:: Extract ::
....
Friday, September 18, 2009

The Indisputable Truth

Lately I've been chewing on a paradox, wrestling with two seemingly opposing points of view about how one should progress along the spiritual path. On the one hand is the view that through our study and practice we should be developing certainty about the way things really are. Tibetan teachers, especially, emphasize the importance of developing certainty; without certainty, they say, we are bound to continue wandering aimlessly in habitual patterns and confusion. On the other hand is the view, particularly strong in the Zen tradition, that the further we progress along the spiritual path, the more we are obliged to admit to ourselves how little we actually know. "In the beginner's mind there are many possibilities," wrote Suzuki Roshi in Zen Mind Beginner's Mind. "In the expert's, there are few." There is even a name for this view, which is held up as an ideal for the spiritual seeker: Don't-Know Mind.



What I am experiencing these days, by way of the particular practices I am doing, is not the growth of certainty, but its opposite -- the dissolution of old certainties that were based on mistaken assumptions, the crumbling of old, familiar ways of looking at mind and experience and life. I'm left not with the newfound certainty of understanding that I would expect to find when the cobwebs of delusion are being swept away, but with a sense of groundlessness that seems to disallow for any certainty at all -- casting a shadow of doubt upon any edifice of conceptual certainty the ego may try to construct around itself. Although my teachers and mentors tell me that what I should be developing is certainty, what I'm actually experiencing at the moment is the growth of Don't-Know Mind.

The possibility has not been lost on me that there is a phase one must pass through, before reality can be seen with genuine certainty, when the old mistaken certainties have been taken away but there is not yet anything to replace them, and that this might be the space into which I am beginning -- tentatively, half-heartedly -- to stick one of my feet. But I'm actually wondering if there is not something suspect, to begin with, about our human quest for certainty and our fixation on finding answers.
....
:: Task requirements ::
(a) In the post, which tradition is said to hold especially strongly that spiritual progress means admitting how little we know?
(b) The post describes old, familiar ways of looking at certain things as crumbling. List those things.
The lines after this point come from a different source than the post.

:: Given material ::
....
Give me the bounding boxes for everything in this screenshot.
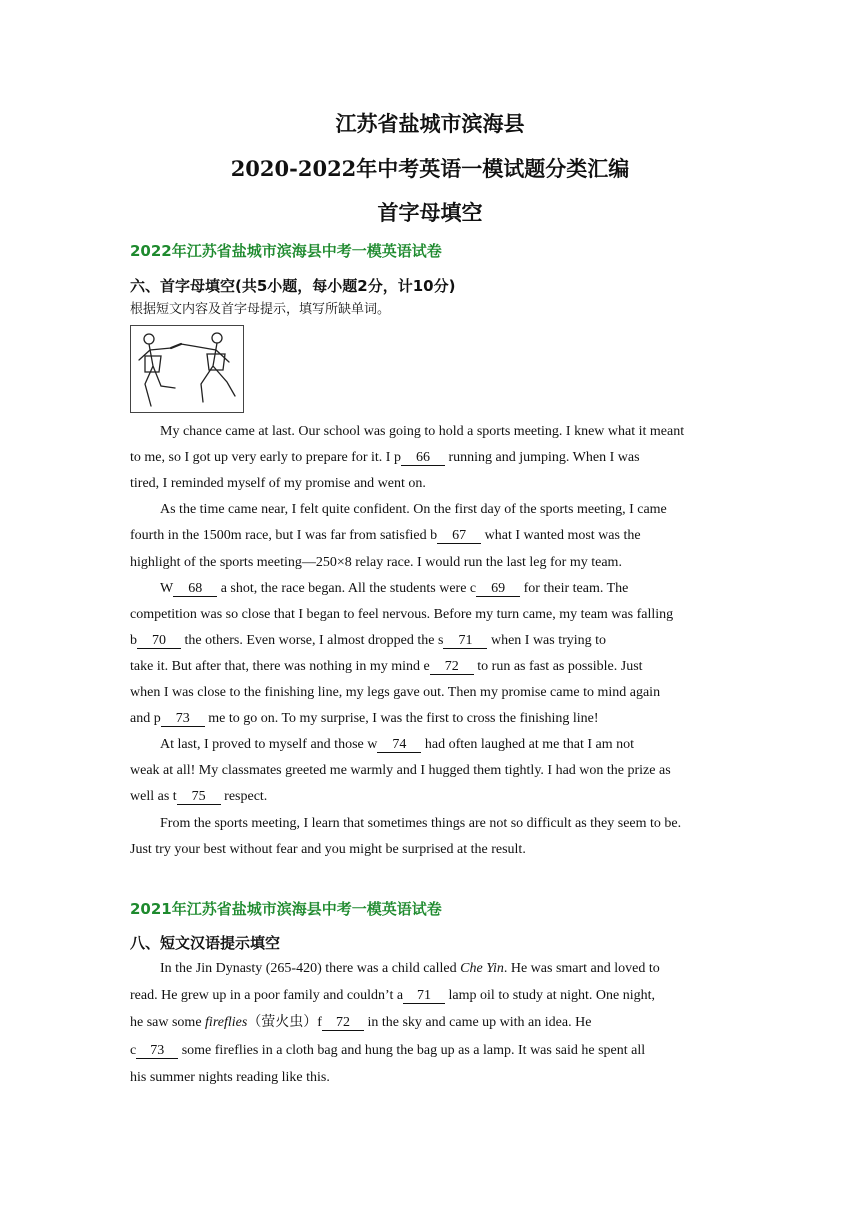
....
:: Solutions to the exercise ::
(a) The Zen tradition.

(b) Mind, experience, life